==== Input

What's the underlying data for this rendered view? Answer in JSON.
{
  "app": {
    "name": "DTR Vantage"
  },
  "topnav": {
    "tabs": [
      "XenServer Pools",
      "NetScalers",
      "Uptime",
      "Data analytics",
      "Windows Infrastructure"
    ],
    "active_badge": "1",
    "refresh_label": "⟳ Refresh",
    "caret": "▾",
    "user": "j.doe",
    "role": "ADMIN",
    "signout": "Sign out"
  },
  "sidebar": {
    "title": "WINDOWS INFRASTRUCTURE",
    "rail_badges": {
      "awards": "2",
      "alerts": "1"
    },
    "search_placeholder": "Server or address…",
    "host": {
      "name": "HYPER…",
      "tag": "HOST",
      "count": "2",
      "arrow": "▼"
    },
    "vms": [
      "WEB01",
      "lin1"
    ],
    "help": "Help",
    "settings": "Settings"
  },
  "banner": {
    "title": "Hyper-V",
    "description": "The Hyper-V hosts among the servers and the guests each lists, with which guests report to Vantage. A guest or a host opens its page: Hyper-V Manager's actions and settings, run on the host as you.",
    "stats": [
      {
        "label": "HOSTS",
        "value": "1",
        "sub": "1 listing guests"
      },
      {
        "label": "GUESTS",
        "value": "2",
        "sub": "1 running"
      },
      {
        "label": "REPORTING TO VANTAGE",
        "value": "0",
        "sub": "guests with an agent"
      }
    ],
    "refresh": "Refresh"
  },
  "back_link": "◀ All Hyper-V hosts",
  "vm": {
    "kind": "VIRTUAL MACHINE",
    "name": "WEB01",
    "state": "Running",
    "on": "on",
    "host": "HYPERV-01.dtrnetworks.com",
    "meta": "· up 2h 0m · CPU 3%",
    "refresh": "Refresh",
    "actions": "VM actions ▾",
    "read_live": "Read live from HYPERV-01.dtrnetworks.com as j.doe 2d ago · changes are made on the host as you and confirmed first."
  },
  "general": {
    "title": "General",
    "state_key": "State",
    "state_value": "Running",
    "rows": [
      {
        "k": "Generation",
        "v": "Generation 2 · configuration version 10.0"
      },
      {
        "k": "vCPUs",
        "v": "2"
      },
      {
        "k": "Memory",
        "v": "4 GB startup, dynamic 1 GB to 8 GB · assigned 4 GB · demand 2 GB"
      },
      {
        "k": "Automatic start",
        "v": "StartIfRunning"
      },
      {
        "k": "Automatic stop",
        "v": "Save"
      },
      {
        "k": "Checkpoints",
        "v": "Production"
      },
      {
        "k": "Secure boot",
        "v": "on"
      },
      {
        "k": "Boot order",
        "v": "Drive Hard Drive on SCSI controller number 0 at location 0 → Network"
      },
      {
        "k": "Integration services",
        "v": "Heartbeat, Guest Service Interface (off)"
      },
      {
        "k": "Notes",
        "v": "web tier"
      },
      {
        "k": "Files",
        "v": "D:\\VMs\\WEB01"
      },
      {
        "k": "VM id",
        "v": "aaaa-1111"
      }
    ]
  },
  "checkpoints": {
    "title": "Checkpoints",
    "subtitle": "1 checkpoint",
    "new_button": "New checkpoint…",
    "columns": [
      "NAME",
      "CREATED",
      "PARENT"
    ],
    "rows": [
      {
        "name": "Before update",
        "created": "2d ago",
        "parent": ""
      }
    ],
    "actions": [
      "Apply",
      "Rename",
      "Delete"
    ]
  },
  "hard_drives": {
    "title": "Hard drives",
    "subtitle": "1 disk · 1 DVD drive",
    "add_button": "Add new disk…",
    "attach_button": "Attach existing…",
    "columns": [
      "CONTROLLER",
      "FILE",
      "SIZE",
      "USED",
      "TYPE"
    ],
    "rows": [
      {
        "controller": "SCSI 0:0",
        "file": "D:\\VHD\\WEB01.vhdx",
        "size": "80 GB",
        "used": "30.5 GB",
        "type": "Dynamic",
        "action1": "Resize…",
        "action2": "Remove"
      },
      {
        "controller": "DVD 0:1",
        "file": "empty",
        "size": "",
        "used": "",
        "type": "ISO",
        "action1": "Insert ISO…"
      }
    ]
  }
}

========

Work to do: Write out every line of the material again, exactly as it reads.

Result of the exercise:
What's the underlying data for this rendered view? Answer in JSON.
{
  "app": {
    "name": "DTR Vantage"
  },
  "topnav": {
    "tabs": [
      "XenServer Pools",
      "NetScalers",
      "Uptime",
      "Data analytics",
      "Windows Infrastructure"
    ],
    "active_badge": "1",
    "refresh_label": "⟳ Refresh",
    "caret": "▾",
    "user": "j.doe",
    "role": "ADMIN",
    "signout": "Sign out"
  },
  "sidebar": {
    "title": "WINDOWS INFRASTRUCTURE",
    "rail_badges": {
      "awards": "2",
      "alerts": "1"
    },
    "search_placeholder": "Server or address…",
    "host": {
      "name": "HYPER…",
      "tag": "HOST",
      "count": "2",
      "arrow": "▼"
    },
    "vms": [
      "WEB01",
      "lin1"
    ],
    "help": "Help",
    "settings": "Settings"
  },
  "banner": {
    "title": "Hyper-V",
    "description": "The Hyper-V hosts among the servers and the guests each lists, with which guests report to Vantage. A guest or a host opens its page: Hyper-V Manager's actions and settings, run on the host as you.",
    "stats": [
      {
        "label": "HOSTS",
        "value": "1",
        "sub": "1 listing guests"
      },
      {
        "label": "GUESTS",
        "value": "2",
        "sub": "1 running"
      },
      {
        "label": "REPORTING TO VANTAGE",
        "value": "0",
        "sub": "guests with an agent"
      }
    ],
    "refresh": "Refresh"
  },
  "back_link": "◀ All Hyper-V hosts",
  "vm": {
    "kind": "VIRTUAL MACHINE",
    "name": "WEB01",
    "state": "Running",
    "on": "on",
    "host": "HYPERV-01.dtrnetworks.com",
    "meta": "· up 2h 0m · CPU 3%",
    "refresh": "Refresh",
    "actions": "VM actions ▾",
    "read_live": "Read live from HYPERV-01.dtrnetworks.com as j.doe 2d ago · changes are made on the host as you and confirmed first."
  },
  "general": {
    "title": "General",
    "state_key": "State",
    "state_value": "Running",
    "rows": [
      {
        "k": "Generation",
        "v": "Generation 2 · configuration version 10.0"
      },
      {
        "k": "vCPUs",
        "v": "2"
      },
      {
        "k": "Memory",
        "v": "4 GB startup, dynamic 1 GB to 8 GB · assigned 4 GB · demand 2 GB"
      },
      {
        "k": "Automatic start",
        "v": "StartIfRunning"
      },
      {
        "k": "Automatic stop",
        "v": "Save"
      },
      {
        "k": "Checkpoints",
        "v": "Production"
      },
      {
        "k": "Secure boot",
        "v": "on"
      },
      {
        "k": "Boot order",
        "v": "Drive Hard Drive on SCSI controller number 0 at location 0 → Network"
      },
      {
        "k": "Integration services",
        "v": "Heartbeat, Guest Service Interface (off)"
      },
      {
        "k": "Notes",
        "v": "web tier"
      },
      {
        "k": "Files",
        "v": "D:\\VMs\\WEB01"
      },
      {
        "k": "VM id",
        "v": "aaaa-1111"
      }
    ]
  },
  "checkpoints": {
    "title": "Checkpoints",
    "subtitle": "1 checkpoint",
    "new_button": "New checkpoint…",
    "columns": [
      "NAME",
      "CREATED",
      "PARENT"
    ],
    "rows": [
      {
        "name": "Before update",
        "created": "2d ago",
        "parent": ""
      }
    ],
    "actions": [
      "Apply",
      "Rename",
      "Delete"
    ]
  },
  "hard_drives": {
    "title": "Hard drives",
    "subtitle": "1 disk · 1 DVD drive",
    "add_button": "Add new disk…",
    "attach_button": "Attach existing…",
    "columns": [
      "CONTROLLER",
      "FILE",
      "SIZE",
      "USED",
      "TYPE"
    ],
    "rows": [
      {
        "controller": "SCSI 0:0",
        "file": "D:\\VHD\\WEB01.vhdx",
        "size": "80 GB",
        "used": "30.5 GB",
        "type": "Dynamic",
        "action1": "Resize…",
        "action2": "Remove"
      },
      {
        "controller": "DVD 0:1",
        "file": "empty",
        "size": "",
        "used": "",
        "type": "ISO",
        "action1": "Insert ISO…"
      }
    ]
  }
}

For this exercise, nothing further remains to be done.